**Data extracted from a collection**
_____

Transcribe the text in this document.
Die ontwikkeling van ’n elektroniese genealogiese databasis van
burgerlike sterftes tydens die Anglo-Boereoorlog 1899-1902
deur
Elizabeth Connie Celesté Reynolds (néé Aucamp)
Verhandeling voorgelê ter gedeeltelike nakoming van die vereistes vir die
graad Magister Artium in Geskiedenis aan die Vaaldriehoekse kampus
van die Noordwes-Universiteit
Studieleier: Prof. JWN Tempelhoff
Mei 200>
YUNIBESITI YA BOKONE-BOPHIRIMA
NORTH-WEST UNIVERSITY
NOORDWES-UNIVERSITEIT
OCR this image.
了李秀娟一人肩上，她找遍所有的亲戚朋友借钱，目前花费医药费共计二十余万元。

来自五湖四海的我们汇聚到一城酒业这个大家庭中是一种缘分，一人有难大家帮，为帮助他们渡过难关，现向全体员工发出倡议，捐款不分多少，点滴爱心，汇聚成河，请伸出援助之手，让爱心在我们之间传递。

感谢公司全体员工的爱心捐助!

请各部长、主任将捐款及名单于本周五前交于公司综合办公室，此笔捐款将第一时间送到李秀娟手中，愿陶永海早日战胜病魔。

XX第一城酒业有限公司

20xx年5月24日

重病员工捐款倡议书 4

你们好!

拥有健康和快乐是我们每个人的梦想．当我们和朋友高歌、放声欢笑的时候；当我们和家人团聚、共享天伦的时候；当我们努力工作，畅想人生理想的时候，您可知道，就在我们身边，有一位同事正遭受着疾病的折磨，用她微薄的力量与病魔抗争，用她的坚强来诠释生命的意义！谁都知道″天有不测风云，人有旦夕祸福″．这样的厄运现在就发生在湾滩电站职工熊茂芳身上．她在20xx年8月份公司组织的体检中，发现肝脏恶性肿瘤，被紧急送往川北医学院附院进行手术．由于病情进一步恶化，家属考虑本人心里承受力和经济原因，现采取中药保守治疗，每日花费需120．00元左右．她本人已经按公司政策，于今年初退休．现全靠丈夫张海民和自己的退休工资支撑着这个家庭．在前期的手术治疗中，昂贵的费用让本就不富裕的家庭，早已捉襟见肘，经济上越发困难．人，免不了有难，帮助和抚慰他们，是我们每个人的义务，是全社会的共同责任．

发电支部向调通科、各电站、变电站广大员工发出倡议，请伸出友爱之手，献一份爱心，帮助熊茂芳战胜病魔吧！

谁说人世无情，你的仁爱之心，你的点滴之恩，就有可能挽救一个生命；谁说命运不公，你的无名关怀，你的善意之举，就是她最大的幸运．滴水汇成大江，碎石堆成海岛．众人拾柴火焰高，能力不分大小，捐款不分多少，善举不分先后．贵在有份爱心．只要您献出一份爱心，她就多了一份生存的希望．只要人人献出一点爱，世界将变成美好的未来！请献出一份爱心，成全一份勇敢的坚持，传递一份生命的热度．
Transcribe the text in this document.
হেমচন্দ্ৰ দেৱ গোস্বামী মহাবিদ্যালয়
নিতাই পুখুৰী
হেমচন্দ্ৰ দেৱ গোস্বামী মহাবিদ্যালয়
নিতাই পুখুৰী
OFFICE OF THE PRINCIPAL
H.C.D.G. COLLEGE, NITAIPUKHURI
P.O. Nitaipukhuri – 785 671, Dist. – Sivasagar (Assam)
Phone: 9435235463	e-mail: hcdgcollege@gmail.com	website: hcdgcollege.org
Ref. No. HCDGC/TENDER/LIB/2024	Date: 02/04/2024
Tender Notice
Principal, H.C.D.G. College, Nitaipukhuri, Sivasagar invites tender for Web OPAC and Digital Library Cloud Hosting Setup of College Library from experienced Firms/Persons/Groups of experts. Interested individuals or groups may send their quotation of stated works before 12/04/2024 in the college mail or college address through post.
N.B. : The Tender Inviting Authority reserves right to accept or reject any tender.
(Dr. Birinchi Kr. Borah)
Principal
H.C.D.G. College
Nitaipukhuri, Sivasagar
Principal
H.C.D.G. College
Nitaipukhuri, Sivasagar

_____

Write the listing out again, exactly as shown above.

Transcribe the text in this document.
Die ontwikkeling van ’n elektroniese genealogiese databasis van
burgerlike sterftes tydens die Anglo-Boereoorlog 1899-1902
deur
Elizabeth Connie Celesté Reynolds (néé Aucamp)
Verhandeling voorgelê ter gedeeltelike nakoming van die vereistes vir die
graad Magister Artium in Geskiedenis aan die Vaaldriehoekse kampus
van die Noordwes-Universiteit
Studieleier: Prof. JWN Tempelhoff
Mei 200>
YUNIBESITI YA BOKONE-BOPHIRIMA
NORTH-WEST UNIVERSITY
NOORDWES-UNIVERSITEIT
OCR this image.
了李秀娟一人肩上，她找遍所有的亲戚朋友借钱，目前花费医药费共计二十余万元。

来自五湖四海的我们汇聚到一城酒业这个大家庭中是一种缘分，一人有难大家帮，为帮助他们渡过难关，现向全体员工发出倡议，捐款不分多少，点滴爱心，汇聚成河，请伸出援助之手，让爱心在我们之间传递。

感谢公司全体员工的爱心捐助!

请各部长、主任将捐款及名单于本周五前交于公司综合办公室，此笔捐款将第一时间送到李秀娟手中，愿陶永海早日战胜病魔。

XX第一城酒业有限公司

20xx年5月24日

重病员工捐款倡议书 4

你们好!

拥有健康和快乐是我们每个人的梦想．当我们和朋友高歌、放声欢笑的时候；当我们和家人团聚、共享天伦的时候；当我们努力工作，畅想人生理想的时候，您可知道，就在我们身边，有一位同事正遭受着疾病的折磨，用她微薄的力量与病魔抗争，用她的坚强来诠释生命的意义！谁都知道″天有不测风云，人有旦夕祸福″．这样的厄运现在就发生在湾滩电站职工熊茂芳身上．她在20xx年8月份公司组织的体检中，发现肝脏恶性肿瘤，被紧急送往川北医学院附院进行手术．由于病情进一步恶化，家属考虑本人心里承受力和经济原因，现采取中药保守治疗，每日花费需120．00元左右．她本人已经按公司政策，于今年初退休．现全靠丈夫张海民和自己的退休工资支撑着这个家庭．在前期的手术治疗中，昂贵的费用让本就不富裕的家庭，早已捉襟见肘，经济上越发困难．人，免不了有难，帮助和抚慰他们，是我们每个人的义务，是全社会的共同责任．

发电支部向调通科、各电站、变电站广大员工发出倡议，请伸出友爱之手，献一份爱心，帮助熊茂芳战胜病魔吧！

谁说人世无情，你的仁爱之心，你的点滴之恩，就有可能挽救一个生命；谁说命运不公，你的无名关怀，你的善意之举，就是她最大的幸运．滴水汇成大江，碎石堆成海岛．众人拾柴火焰高，能力不分大小，捐款不分多少，善举不分先后．贵在有份爱心．只要您献出一份爱心，她就多了一份生存的希望．只要人人献出一点爱，世界将变成美好的未来！请献出一份爱心，成全一份勇敢的坚持，传递一份生命的热度．
Transcribe the text in this document.
হেমচন্দ্ৰ দেৱ গোস্বামী মহাবিদ্যালয়
নিতাই পুখুৰী
হেমচন্দ্ৰ দেৱ গোস্বামী মহাবিদ্যালয়
নিতাই পুখুৰী
OFFICE OF THE PRINCIPAL
H.C.D.G. COLLEGE, NITAIPUKHURI
P.O. Nitaipukhuri – 785 671, Dist. – Sivasagar (Assam)
Phone: 9435235463	e-mail: hcdgcollege@gmail.com	website: hcdgcollege.org
Ref. No. HCDGC/TENDER/LIB/2024	Date: 02/04/2024
Tender Notice
Principal, H.C.D.G. College, Nitaipukhuri, Sivasagar invites tender for Web OPAC and Digital Library Cloud Hosting Setup of College Library from experienced Firms/Persons/Groups of experts. Interested individuals or groups may send their quotation of stated works before 12/04/2024 in the college mail or college address through post.
N.B. : The Tender Inviting Authority reserves right to accept or reject any tender.
(Dr. Birinchi Kr. Borah)
Principal
H.C.D.G. College
Nitaipukhuri, Sivasagar
Principal
H.C.D.G. College
Nitaipukhuri, Sivasagar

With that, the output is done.